## ENTRIES SHOWN
_ _ _ _

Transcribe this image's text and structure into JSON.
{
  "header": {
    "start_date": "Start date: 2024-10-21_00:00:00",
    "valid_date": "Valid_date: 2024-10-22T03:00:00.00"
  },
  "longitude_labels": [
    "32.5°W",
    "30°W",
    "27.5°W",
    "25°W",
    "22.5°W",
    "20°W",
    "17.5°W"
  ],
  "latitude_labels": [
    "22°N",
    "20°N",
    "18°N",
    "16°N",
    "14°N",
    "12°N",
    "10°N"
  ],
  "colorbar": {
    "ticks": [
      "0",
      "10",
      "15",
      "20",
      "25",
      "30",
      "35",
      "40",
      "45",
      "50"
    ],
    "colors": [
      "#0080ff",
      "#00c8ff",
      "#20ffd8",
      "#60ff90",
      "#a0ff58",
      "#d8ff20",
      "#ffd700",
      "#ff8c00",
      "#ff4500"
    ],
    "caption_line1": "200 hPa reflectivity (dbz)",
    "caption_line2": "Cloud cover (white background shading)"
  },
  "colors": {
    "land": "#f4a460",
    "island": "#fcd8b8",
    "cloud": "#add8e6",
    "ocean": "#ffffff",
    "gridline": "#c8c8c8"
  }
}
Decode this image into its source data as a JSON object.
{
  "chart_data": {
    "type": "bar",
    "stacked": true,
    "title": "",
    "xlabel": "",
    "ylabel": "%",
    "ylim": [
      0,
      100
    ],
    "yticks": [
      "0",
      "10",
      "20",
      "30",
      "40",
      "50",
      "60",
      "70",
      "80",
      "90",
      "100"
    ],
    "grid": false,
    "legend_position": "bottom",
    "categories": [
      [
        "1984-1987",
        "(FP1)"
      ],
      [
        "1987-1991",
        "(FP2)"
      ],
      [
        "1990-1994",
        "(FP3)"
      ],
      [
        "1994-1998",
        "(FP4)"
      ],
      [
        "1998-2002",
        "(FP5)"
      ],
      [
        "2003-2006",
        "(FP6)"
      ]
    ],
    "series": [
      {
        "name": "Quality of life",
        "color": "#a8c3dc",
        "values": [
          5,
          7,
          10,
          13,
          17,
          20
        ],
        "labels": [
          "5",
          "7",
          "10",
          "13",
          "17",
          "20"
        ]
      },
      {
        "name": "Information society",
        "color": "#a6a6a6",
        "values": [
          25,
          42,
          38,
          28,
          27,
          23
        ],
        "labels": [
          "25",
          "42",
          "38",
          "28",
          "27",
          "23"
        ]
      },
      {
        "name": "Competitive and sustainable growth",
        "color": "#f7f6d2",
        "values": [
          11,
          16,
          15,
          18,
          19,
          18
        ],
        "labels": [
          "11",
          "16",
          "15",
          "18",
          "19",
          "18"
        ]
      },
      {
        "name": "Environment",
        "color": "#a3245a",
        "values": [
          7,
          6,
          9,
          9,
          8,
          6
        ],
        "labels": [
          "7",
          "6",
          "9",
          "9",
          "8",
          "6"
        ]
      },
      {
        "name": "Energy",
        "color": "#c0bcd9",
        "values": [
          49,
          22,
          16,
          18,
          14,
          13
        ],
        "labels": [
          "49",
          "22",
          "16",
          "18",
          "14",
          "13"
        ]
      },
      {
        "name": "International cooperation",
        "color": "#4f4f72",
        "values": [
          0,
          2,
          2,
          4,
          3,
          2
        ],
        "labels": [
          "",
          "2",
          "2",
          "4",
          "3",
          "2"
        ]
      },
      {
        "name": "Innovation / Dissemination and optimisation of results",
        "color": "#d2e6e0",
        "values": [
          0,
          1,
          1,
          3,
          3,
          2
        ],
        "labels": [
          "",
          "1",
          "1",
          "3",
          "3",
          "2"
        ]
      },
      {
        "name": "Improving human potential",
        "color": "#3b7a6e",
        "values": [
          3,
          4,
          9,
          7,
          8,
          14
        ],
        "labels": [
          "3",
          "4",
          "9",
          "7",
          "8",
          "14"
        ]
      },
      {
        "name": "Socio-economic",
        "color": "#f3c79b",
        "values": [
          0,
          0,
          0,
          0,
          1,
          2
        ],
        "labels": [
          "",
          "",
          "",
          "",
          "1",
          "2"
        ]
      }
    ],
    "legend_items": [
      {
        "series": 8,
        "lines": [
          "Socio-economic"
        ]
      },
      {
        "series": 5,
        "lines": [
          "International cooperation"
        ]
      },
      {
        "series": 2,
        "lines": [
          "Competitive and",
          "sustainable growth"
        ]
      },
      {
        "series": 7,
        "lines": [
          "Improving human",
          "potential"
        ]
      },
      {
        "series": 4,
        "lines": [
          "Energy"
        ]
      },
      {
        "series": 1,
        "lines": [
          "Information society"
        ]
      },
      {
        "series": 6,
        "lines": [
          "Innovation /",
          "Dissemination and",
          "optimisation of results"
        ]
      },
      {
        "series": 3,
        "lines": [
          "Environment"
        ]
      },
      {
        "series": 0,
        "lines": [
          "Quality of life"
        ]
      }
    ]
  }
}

_ _ _ _

Nothing in the data may differ; print all of it exactly as written.

## SOLUTION FOR THIS EXERCISE
Transcribe this image's text and structure into JSON.
{
  "header": {
    "start_date": "Start date: 2024-10-21_00:00:00",
    "valid_date": "Valid_date: 2024-10-22T03:00:00.00"
  },
  "longitude_labels": [
    "32.5°W",
    "30°W",
    "27.5°W",
    "25°W",
    "22.5°W",
    "20°W",
    "17.5°W"
  ],
  "latitude_labels": [
    "22°N",
    "20°N",
    "18°N",
    "16°N",
    "14°N",
    "12°N",
    "10°N"
  ],
  "colorbar": {
    "ticks": [
      "0",
      "10",
      "15",
      "20",
      "25",
      "30",
      "35",
      "40",
      "45",
      "50"
    ],
    "colors": [
      "#0080ff",
      "#00c8ff",
      "#20ffd8",
      "#60ff90",
      "#a0ff58",
      "#d8ff20",
      "#ffd700",
      "#ff8c00",
      "#ff4500"
    ],
    "caption_line1": "200 hPa reflectivity (dbz)",
    "caption_line2": "Cloud cover (white background shading)"
  },
  "colors": {
    "land": "#f4a460",
    "island": "#fcd8b8",
    "cloud": "#add8e6",
    "ocean": "#ffffff",
    "gridline": "#c8c8c8"
  }
}
Decode this image into its source data as a JSON object.
{
  "chart_data": {
    "type": "bar",
    "stacked": true,
    "title": "",
    "xlabel": "",
    "ylabel": "%",
    "ylim": [
      0,
      100
    ],
    "yticks": [
      "0",
      "10",
      "20",
      "30",
      "40",
      "50",
      "60",
      "70",
      "80",
      "90",
      "100"
    ],
    "grid": false,
    "legend_position": "bottom",
    "categories": [
      [
        "1984-1987",
        "(FP1)"
      ],
      [
        "1987-1991",
        "(FP2)"
      ],
      [
        "1990-1994",
        "(FP3)"
      ],
      [
        "1994-1998",
        "(FP4)"
      ],
      [
        "1998-2002",
        "(FP5)"
      ],
      [
        "2003-2006",
        "(FP6)"
      ]
    ],
    "series": [
      {
        "name": "Quality of life",
        "color": "#a8c3dc",
        "values": [
          5,
          7,
          10,
          13,
          17,
          20
        ],
        "labels": [
          "5",
          "7",
          "10",
          "13",
          "17",
          "20"
        ]
      },
      {
        "name": "Information society",
        "color": "#a6a6a6",
        "values": [
          25,
          42,
          38,
          28,
          27,
          23
        ],
        "labels": [
          "25",
          "42",
          "38",
          "28",
          "27",
          "23"
        ]
      },
      {
        "name": "Competitive and sustainable growth",
        "color": "#f7f6d2",
        "values": [
          11,
          16,
          15,
          18,
          19,
          18
        ],
        "labels": [
          "11",
          "16",
          "15",
          "18",
          "19",
          "18"
        ]
      },
      {
        "name": "Environment",
        "color": "#a3245a",
        "values": [
          7,
          6,
          9,
          9,
          8,
          6
        ],
        "labels": [
          "7",
          "6",
          "9",
          "9",
          "8",
          "6"
        ]
      },
      {
        "name": "Energy",
        "color": "#c0bcd9",
        "values": [
          49,
          22,
          16,
          18,
          14,
          13
        ],
        "labels": [
          "49",
          "22",
          "16",
          "18",
          "14",
          "13"
        ]
      },
      {
        "name": "International cooperation",
        "color": "#4f4f72",
        "values": [
          0,
          2,
          2,
          4,
          3,
          2
        ],
        "labels": [
          "",
          "2",
          "2",
          "4",
          "3",
          "2"
        ]
      },
      {
        "name": "Innovation / Dissemination and optimisation of results",
        "color": "#d2e6e0",
        "values": [
          0,
          1,
          1,
          3,
          3,
          2
        ],
        "labels": [
          "",
          "1",
          "1",
          "3",
          "3",
          "2"
        ]
      },
      {
        "name": "Improving human potential",
        "color": "#3b7a6e",
        "values": [
          3,
          4,
          9,
          7,
          8,
          14
        ],
        "labels": [
          "3",
          "4",
          "9",
          "7",
          "8",
          "14"
        ]
      },
      {
        "name": "Socio-economic",
        "color": "#f3c79b",
        "values": [
          0,
          0,
          0,
          0,
          1,
          2
        ],
        "labels": [
          "",
          "",
          "",
          "",
          "1",
          "2"
        ]
      }
    ],
    "legend_items": [
      {
        "series": 8,
        "lines": [
          "Socio-economic"
        ]
      },
      {
        "series": 5,
        "lines": [
          "International cooperation"
        ]
      },
      {
        "series": 2,
        "lines": [
          "Competitive and",
          "sustainable growth"
        ]
      },
      {
        "series": 7,
        "lines": [
          "Improving human",
          "potential"
        ]
      },
      {
        "series": 4,
        "lines": [
          "Energy"
        ]
      },
      {
        "series": 1,
        "lines": [
          "Information society"
        ]
      },
      {
        "series": 6,
        "lines": [
          "Innovation /",
          "Dissemination and",
          "optimisation of results"
        ]
      },
      {
        "series": 3,
        "lines": [
          "Environment"
        ]
      },
      {
        "series": 0,
        "lines": [
          "Quality of life"
        ]
      }
    ]
  }
}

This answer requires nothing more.